Records for this task:
● ● ●

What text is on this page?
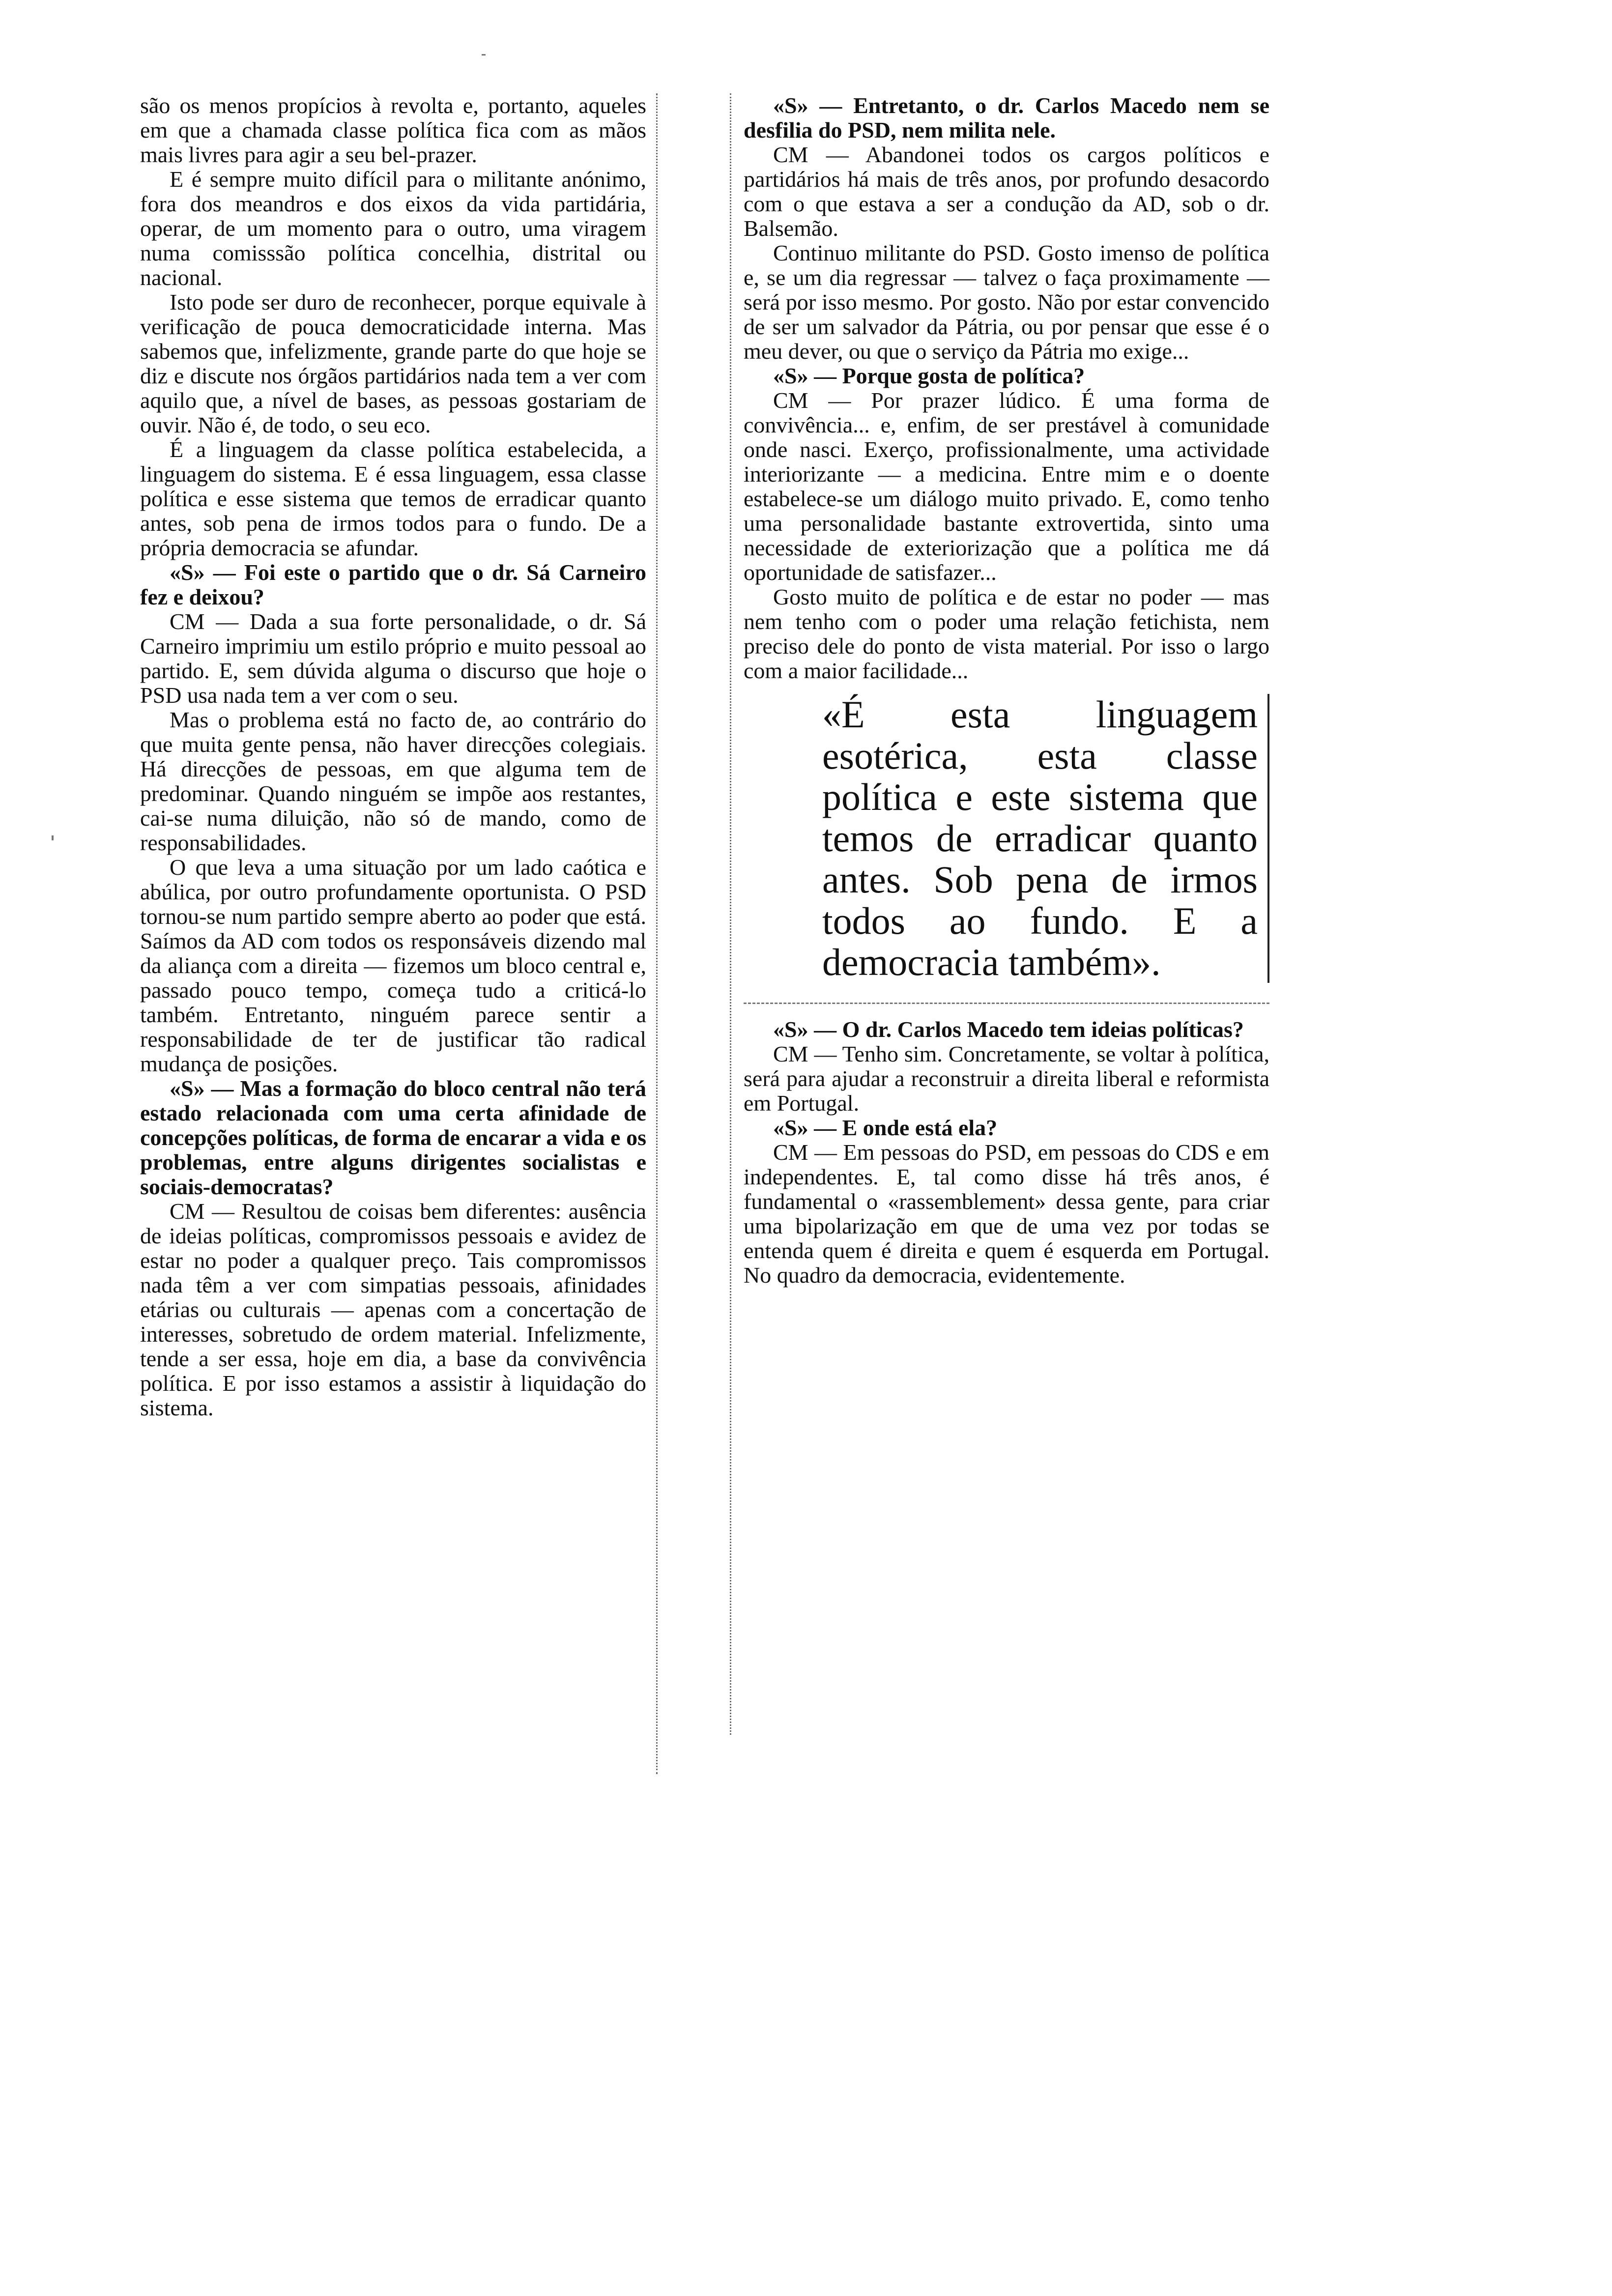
são os menos propícios à revolta e, portanto, aqueles em que a chamada classe política fica com as mãos mais livres para agir a seu bel-prazer.

E é sempre muito difícil para o militante anónimo, fora dos meandros e dos eixos da vida partidária, operar, de um momento para o outro, uma viragem numa comisssão política concelhia, distrital ou nacional.

Isto pode ser duro de reconhecer, porque equivale à verificação de pouca democraticidade interna. Mas sabemos que, infelizmente, grande parte do que hoje se diz e discute nos órgãos partidários nada tem a ver com aquilo que, a nível de bases, as pessoas gostariam de ouvir. Não é, de todo, o seu eco.

É a linguagem da classe política estabelecida, a linguagem do sistema. E é essa linguagem, essa classe política e esse sistema que temos de erradicar quanto antes, sob pena de irmos todos para o fundo. De a própria democracia se afundar.

«S» — Foi este o partido que o dr. Sá Carneiro fez e deixou?

CM — Dada a sua forte personalidade, o dr. Sá Carneiro imprimiu um estilo próprio e muito pessoal ao partido. E, sem dúvida alguma o discurso que hoje o PSD usa nada tem a ver com o seu.

Mas o problema está no facto de, ao contrário do que muita gente pensa, não haver direcções colegiais. Há direcções de pessoas, em que alguma tem de predominar. Quando ninguém se impõe aos restantes, cai-se numa diluição, não só de mando, como de responsabilidades.

O que leva a uma situação por um lado caótica e abúlica, por outro profundamente oportunista. O PSD tornou-se num partido sempre aberto ao poder que está. Saímos da AD com todos os responsáveis dizendo mal da aliança com a direita — fizemos um bloco central e, passado pouco tempo, começa tudo a criticá-lo também. Entretanto, ninguém parece sentir a responsabilidade de ter de justificar tão radical mudança de posições.

«S» — Mas a formação do bloco central não terá estado relacionada com uma certa afinidade de concepções políticas, de forma de encarar a vida e os problemas, entre alguns dirigentes socialistas e sociais-democratas?

CM — Resultou de coisas bem diferentes: ausência de ideias políticas, compromissos pessoais e avidez de estar no poder a qualquer preço. Tais compromissos nada têm a ver com simpatias pessoais, afinidades etárias ou culturais — apenas com a concertação de interesses, sobretudo de ordem material. Infelizmente, tende a ser essa, hoje em dia, a base da convivência política. E por isso estamos a assistir à liquidação do sistema.

«S» — Entretanto, o dr. Carlos Macedo nem se desfilia do PSD, nem milita nele.

CM — Abandonei todos os cargos políticos e partidários há mais de três anos, por profundo desacordo com o que estava a ser a condução da AD, sob o dr. Balsemão.

Continuo militante do PSD. Gosto imenso de política e, se um dia regressar — talvez o faça proximamente — será por isso mesmo. Por gosto. Não por estar convencido de ser um salvador da Pátria, ou por pensar que esse é o meu dever, ou que o serviço da Pátria mo exige...

«S» — Porque gosta de política?

CM — Por prazer lúdico. É uma forma de convivência... e, enfim, de ser prestável à comunidade onde nasci. Exerço, profissionalmente, uma actividade interiorizante — a medicina. Entre mim e o doente estabelece-se um diálogo muito privado. E, como tenho uma personalidade bastante extrovertida, sinto uma necessidade de exteriorização que a política me dá oportunidade de satisfazer...

Gosto muito de política e de estar no poder — mas nem tenho com o poder uma relação fetichista, nem preciso dele do ponto de vista material. Por isso o largo com a maior facilidade...

«É esta linguagem esotérica, esta classe política e este sistema que temos de erradicar quanto antes. Sob pena de irmos todos ao fundo. E a democracia também».

«S» — O dr. Carlos Macedo tem ideias políticas?

CM — Tenho sim. Concretamente, se voltar à política, será para ajudar a reconstruir a direita liberal e reformista em Portugal.

«S» — E onde está ela?

CM — Em pessoas do PSD, em pessoas do CDS e em independentes. E, tal como disse há três anos, é fundamental o «rassemblement» dessa gente, para criar uma bipolarização em que de uma vez por todas se entenda quem é direita e quem é esquerda em Portugal. No quadro da democracia, evidentemente.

● ● ●

Stated task: Repeat the data in full and exactly. Omit pictures.

Problem solution:
What text is on this page?
são os menos propícios à revolta e, portanto, aqueles em que a chamada classe política fica com as mãos mais livres para agir a seu bel-prazer.

E é sempre muito difícil para o militante anónimo, fora dos meandros e dos eixos da vida partidária, operar, de um momento para o outro, uma viragem numa comisssão política concelhia, distrital ou nacional.

Isto pode ser duro de reconhecer, porque equivale à verificação de pouca democraticidade interna. Mas sabemos que, infelizmente, grande parte do que hoje se diz e discute nos órgãos partidários nada tem a ver com aquilo que, a nível de bases, as pessoas gostariam de ouvir. Não é, de todo, o seu eco.

É a linguagem da classe política estabelecida, a linguagem do sistema. E é essa linguagem, essa classe política e esse sistema que temos de erradicar quanto antes, sob pena de irmos todos para o fundo. De a própria democracia se afundar.

«S» — Foi este o partido que o dr. Sá Carneiro fez e deixou?

CM — Dada a sua forte personalidade, o dr. Sá Carneiro imprimiu um estilo próprio e muito pessoal ao partido. E, sem dúvida alguma o discurso que hoje o PSD usa nada tem a ver com o seu.

Mas o problema está no facto de, ao contrário do que muita gente pensa, não haver direcções colegiais. Há direcções de pessoas, em que alguma tem de predominar. Quando ninguém se impõe aos restantes, cai-se numa diluição, não só de mando, como de responsabilidades.

O que leva a uma situação por um lado caótica e abúlica, por outro profundamente oportunista. O PSD tornou-se num partido sempre aberto ao poder que está. Saímos da AD com todos os responsáveis dizendo mal da aliança com a direita — fizemos um bloco central e, passado pouco tempo, começa tudo a criticá-lo também. Entretanto, ninguém parece sentir a responsabilidade de ter de justificar tão radical mudança de posições.

«S» — Mas a formação do bloco central não terá estado relacionada com uma certa afinidade de concepções políticas, de forma de encarar a vida e os problemas, entre alguns dirigentes socialistas e sociais-democratas?

CM — Resultou de coisas bem diferentes: ausência de ideias políticas, compromissos pessoais e avidez de estar no poder a qualquer preço. Tais compromissos nada têm a ver com simpatias pessoais, afinidades etárias ou culturais — apenas com a concertação de interesses, sobretudo de ordem material. Infelizmente, tende a ser essa, hoje em dia, a base da convivência política. E por isso estamos a assistir à liquidação do sistema.

«S» — Entretanto, o dr. Carlos Macedo nem se desfilia do PSD, nem milita nele.

CM — Abandonei todos os cargos políticos e partidários há mais de três anos, por profundo desacordo com o que estava a ser a condução da AD, sob o dr. Balsemão.

Continuo militante do PSD. Gosto imenso de política e, se um dia regressar — talvez o faça proximamente — será por isso mesmo. Por gosto. Não por estar convencido de ser um salvador da Pátria, ou por pensar que esse é o meu dever, ou que o serviço da Pátria mo exige...

«S» — Porque gosta de política?

CM — Por prazer lúdico. É uma forma de convivência... e, enfim, de ser prestável à comunidade onde nasci. Exerço, profissionalmente, uma actividade interiorizante — a medicina. Entre mim e o doente estabelece-se um diálogo muito privado. E, como tenho uma personalidade bastante extrovertida, sinto uma necessidade de exteriorização que a política me dá oportunidade de satisfazer...

Gosto muito de política e de estar no poder — mas nem tenho com o poder uma relação fetichista, nem preciso dele do ponto de vista material. Por isso o largo com a maior facilidade...

«É esta linguagem esotérica, esta classe política e este sistema que temos de erradicar quanto antes. Sob pena de irmos todos ao fundo. E a democracia também».

«S» — O dr. Carlos Macedo tem ideias políticas?

CM — Tenho sim. Concretamente, se voltar à política, será para ajudar a reconstruir a direita liberal e reformista em Portugal.

«S» — E onde está ela?

CM — Em pessoas do PSD, em pessoas do CDS e em independentes. E, tal como disse há três anos, é fundamental o «rassemblement» dessa gente, para criar uma bipolarização em que de uma vez por todas se entenda quem é direita e quem é esquerda em Portugal. No quadro da democracia, evidentemente.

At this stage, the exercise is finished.